▸ **TASK TO CARRY OUT**: From the entries below, copy every line where the string "mission" appears.

#####

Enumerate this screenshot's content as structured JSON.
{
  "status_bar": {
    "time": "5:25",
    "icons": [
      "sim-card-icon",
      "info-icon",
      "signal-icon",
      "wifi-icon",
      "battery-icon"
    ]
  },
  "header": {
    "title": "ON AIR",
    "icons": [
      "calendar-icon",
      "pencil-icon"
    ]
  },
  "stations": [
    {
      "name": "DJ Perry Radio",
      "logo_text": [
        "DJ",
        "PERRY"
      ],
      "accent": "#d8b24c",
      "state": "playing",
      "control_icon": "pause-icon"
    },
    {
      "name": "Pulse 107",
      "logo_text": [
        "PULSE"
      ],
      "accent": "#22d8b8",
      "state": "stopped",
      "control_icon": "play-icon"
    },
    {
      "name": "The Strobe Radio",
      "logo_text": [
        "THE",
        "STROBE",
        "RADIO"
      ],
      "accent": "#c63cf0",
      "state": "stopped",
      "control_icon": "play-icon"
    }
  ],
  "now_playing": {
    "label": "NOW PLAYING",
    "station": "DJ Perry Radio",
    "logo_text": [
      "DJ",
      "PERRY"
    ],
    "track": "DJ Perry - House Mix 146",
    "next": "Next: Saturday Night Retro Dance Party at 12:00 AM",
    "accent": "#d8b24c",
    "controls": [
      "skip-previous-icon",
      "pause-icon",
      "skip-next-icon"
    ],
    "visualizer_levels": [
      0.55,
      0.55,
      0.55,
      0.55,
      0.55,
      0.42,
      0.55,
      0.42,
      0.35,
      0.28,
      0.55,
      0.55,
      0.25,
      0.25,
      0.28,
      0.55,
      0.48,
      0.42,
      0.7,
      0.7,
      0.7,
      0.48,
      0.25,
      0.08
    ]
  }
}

#####

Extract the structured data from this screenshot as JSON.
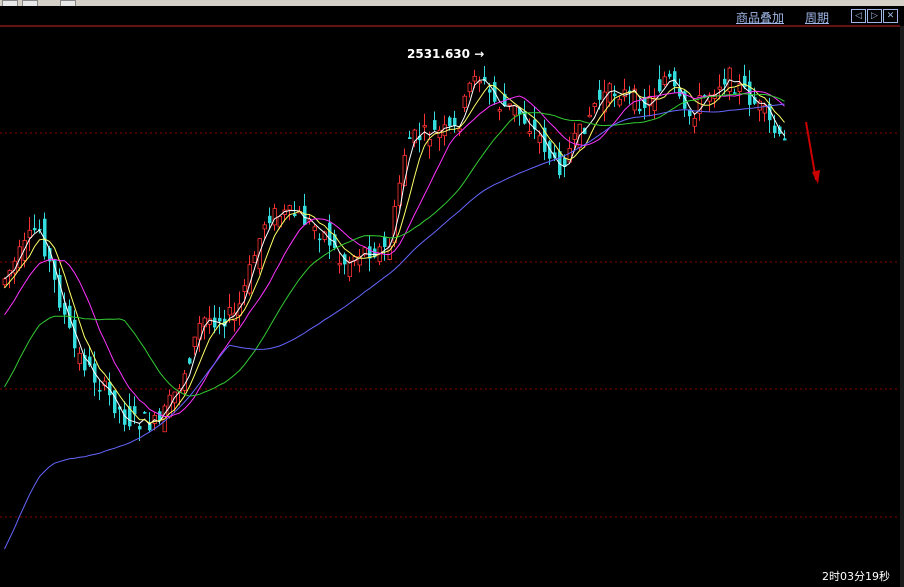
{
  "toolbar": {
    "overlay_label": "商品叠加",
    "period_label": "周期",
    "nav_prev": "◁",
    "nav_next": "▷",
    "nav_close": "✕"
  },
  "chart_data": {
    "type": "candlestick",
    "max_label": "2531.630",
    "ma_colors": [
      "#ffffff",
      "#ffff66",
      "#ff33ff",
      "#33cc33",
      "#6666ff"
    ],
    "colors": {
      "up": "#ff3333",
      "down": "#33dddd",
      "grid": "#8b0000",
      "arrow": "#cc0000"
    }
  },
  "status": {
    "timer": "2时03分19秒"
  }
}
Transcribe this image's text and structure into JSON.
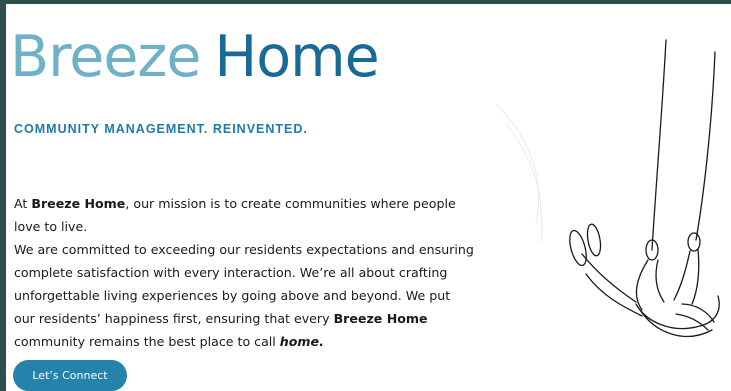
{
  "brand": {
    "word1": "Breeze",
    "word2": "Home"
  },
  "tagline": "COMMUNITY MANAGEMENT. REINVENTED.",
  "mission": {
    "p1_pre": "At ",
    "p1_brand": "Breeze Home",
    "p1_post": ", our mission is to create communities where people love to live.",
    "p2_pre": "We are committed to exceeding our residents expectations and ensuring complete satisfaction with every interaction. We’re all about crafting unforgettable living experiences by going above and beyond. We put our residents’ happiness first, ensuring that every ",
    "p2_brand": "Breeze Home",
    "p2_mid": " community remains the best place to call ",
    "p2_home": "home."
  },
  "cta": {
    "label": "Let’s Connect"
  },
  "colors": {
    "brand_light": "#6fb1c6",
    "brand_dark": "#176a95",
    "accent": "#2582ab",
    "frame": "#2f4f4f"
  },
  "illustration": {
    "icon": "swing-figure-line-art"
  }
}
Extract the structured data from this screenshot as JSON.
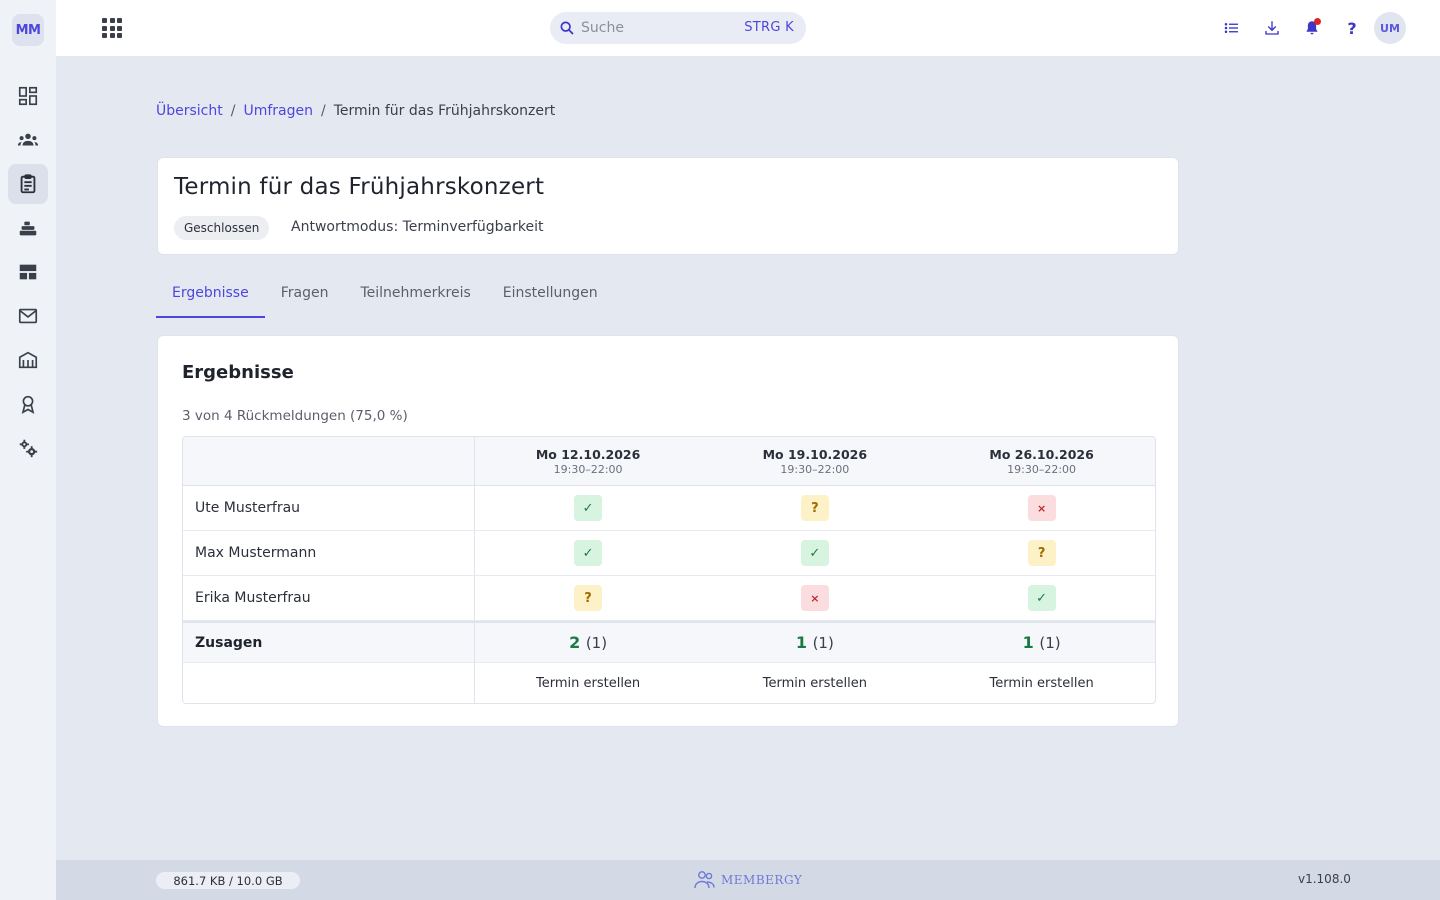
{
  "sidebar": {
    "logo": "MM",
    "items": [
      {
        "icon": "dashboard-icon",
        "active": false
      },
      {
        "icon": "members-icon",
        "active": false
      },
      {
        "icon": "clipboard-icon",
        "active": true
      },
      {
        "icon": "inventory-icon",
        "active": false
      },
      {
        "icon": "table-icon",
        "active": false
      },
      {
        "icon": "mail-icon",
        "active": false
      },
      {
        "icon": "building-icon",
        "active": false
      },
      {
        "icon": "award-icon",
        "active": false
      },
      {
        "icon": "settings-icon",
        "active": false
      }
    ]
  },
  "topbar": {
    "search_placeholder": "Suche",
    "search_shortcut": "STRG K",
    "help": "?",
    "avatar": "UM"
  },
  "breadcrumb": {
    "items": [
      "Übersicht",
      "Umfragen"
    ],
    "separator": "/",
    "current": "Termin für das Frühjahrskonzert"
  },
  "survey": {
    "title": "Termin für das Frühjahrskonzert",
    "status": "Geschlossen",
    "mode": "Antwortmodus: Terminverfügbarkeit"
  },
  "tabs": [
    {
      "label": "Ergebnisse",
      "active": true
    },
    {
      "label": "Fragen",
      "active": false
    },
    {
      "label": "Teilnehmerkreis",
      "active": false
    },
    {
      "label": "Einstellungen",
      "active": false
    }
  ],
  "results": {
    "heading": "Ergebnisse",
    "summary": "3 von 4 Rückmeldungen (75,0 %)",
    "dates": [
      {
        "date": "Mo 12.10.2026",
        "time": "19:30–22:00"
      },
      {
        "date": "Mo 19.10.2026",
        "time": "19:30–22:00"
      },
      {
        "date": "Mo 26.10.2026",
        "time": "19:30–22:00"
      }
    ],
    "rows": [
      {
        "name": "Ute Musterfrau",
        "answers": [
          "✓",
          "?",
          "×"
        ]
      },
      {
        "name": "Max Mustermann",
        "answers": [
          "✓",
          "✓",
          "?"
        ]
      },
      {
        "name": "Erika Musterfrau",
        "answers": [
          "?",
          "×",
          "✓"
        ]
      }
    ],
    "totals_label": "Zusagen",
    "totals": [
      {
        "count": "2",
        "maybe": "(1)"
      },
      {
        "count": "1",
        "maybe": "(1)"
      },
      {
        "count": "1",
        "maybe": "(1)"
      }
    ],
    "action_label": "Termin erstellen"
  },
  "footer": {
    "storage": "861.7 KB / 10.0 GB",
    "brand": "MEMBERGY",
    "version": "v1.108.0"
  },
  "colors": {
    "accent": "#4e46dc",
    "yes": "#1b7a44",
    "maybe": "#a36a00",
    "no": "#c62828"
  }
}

#####

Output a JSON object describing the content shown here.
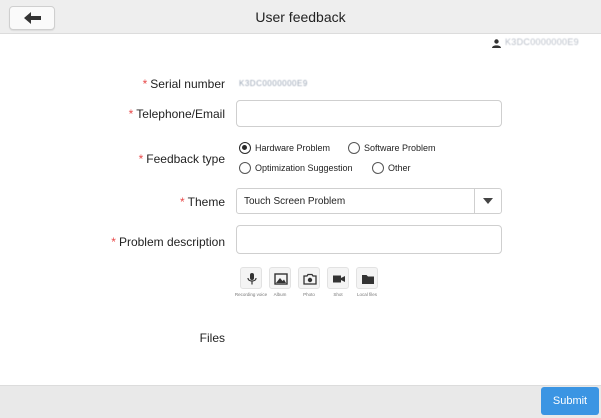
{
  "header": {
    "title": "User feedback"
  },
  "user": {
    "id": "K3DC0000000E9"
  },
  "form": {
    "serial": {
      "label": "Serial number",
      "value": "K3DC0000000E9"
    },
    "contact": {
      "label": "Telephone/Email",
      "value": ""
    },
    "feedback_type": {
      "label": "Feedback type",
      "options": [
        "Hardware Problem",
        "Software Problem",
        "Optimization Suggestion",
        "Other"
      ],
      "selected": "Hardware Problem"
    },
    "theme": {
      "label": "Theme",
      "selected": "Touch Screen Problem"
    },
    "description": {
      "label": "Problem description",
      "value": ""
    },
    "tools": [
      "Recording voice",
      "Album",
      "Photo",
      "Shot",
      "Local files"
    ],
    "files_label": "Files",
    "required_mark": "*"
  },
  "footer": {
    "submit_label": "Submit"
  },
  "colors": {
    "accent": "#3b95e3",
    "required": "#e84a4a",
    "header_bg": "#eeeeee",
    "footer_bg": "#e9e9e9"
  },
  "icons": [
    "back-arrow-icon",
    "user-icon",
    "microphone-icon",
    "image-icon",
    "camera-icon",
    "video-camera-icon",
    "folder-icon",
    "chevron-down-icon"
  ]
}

#####

▸ **WORKED ANSWER**:
  "mission": {
    "p1_post": ", our mission is to create communities where people love to live.",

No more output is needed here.